[Begin Supplied records]
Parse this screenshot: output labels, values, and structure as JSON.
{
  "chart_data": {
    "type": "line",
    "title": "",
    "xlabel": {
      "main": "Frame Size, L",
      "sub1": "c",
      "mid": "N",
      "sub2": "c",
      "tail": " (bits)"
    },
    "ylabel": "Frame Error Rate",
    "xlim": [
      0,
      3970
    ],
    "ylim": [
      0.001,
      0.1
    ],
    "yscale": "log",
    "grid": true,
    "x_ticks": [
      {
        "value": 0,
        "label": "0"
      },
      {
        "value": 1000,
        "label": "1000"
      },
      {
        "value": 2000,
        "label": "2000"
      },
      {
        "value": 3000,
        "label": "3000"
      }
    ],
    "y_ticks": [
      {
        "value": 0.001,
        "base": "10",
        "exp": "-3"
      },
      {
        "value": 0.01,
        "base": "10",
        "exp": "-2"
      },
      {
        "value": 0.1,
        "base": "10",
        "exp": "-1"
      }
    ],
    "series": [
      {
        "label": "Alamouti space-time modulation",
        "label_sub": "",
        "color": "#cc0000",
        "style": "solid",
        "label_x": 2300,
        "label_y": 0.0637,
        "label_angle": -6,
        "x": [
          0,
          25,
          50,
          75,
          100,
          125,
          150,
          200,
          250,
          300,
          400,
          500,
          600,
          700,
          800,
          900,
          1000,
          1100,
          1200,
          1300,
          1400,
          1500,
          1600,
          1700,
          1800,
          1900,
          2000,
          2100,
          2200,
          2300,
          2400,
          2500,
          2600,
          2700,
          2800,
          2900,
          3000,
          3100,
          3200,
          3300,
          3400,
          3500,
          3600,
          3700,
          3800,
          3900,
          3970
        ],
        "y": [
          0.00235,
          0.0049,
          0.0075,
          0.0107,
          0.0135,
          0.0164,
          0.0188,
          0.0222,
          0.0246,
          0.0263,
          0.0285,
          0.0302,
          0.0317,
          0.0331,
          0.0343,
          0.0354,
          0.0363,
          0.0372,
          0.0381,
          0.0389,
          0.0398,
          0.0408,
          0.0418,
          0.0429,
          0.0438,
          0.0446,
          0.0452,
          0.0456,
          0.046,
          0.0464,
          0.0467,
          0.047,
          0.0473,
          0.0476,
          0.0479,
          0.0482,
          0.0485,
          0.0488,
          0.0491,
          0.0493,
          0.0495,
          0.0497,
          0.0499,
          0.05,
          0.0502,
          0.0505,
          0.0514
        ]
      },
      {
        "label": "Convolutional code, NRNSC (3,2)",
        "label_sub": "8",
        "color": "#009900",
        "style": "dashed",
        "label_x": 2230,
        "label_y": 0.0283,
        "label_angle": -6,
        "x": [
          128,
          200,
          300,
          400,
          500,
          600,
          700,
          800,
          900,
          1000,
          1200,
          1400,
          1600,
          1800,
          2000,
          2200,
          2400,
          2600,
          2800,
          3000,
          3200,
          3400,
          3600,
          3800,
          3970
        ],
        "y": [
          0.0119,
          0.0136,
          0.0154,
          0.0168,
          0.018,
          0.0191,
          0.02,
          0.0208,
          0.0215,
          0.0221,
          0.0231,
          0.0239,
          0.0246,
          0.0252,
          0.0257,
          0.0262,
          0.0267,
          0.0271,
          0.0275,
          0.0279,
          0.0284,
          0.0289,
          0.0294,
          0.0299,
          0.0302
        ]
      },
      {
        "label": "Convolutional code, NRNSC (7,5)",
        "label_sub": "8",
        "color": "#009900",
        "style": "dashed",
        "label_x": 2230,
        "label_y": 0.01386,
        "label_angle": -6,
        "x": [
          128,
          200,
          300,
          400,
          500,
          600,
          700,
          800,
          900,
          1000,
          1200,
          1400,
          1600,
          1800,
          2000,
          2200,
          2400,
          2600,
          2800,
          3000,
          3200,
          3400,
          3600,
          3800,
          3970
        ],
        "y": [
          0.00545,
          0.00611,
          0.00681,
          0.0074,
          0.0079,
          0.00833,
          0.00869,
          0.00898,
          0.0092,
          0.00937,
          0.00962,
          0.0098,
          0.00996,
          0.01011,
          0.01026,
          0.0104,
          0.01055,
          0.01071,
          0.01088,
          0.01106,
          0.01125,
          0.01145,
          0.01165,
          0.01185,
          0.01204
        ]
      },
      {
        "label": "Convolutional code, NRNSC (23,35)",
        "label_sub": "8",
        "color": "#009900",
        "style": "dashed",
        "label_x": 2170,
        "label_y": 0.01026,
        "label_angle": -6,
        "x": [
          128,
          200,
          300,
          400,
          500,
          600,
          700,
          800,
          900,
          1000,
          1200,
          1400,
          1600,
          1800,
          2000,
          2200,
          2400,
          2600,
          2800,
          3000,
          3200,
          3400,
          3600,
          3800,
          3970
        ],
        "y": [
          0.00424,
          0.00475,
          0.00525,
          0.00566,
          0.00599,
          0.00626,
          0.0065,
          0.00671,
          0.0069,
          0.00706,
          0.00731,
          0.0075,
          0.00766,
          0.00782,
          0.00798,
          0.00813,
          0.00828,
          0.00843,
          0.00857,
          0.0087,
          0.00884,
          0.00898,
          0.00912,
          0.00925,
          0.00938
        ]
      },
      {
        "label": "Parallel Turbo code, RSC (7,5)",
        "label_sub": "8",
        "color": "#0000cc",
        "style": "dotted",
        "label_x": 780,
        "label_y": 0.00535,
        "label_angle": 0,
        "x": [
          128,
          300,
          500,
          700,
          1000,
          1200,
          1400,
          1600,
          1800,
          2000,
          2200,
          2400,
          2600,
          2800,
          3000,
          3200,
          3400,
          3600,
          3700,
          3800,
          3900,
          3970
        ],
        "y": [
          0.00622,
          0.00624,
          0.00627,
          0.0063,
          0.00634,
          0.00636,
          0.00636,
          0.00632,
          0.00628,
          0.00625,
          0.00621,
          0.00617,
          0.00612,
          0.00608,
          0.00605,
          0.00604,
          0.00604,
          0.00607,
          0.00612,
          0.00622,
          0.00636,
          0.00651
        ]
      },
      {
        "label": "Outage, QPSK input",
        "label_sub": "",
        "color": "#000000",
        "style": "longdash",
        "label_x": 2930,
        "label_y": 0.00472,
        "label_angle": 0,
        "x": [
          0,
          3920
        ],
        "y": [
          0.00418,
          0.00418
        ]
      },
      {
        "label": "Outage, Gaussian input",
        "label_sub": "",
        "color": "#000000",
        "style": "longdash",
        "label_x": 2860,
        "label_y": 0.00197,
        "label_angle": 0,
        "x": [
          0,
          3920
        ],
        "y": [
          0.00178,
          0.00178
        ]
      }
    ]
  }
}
[End Supplied records]
= Goal of the exercise =
Lines holding the word "input" in the entries above are the ones to pull out. Copy them all.

= Result of the task =
        "label": "Outage, QPSK input",
        "label": "Outage, Gaussian input",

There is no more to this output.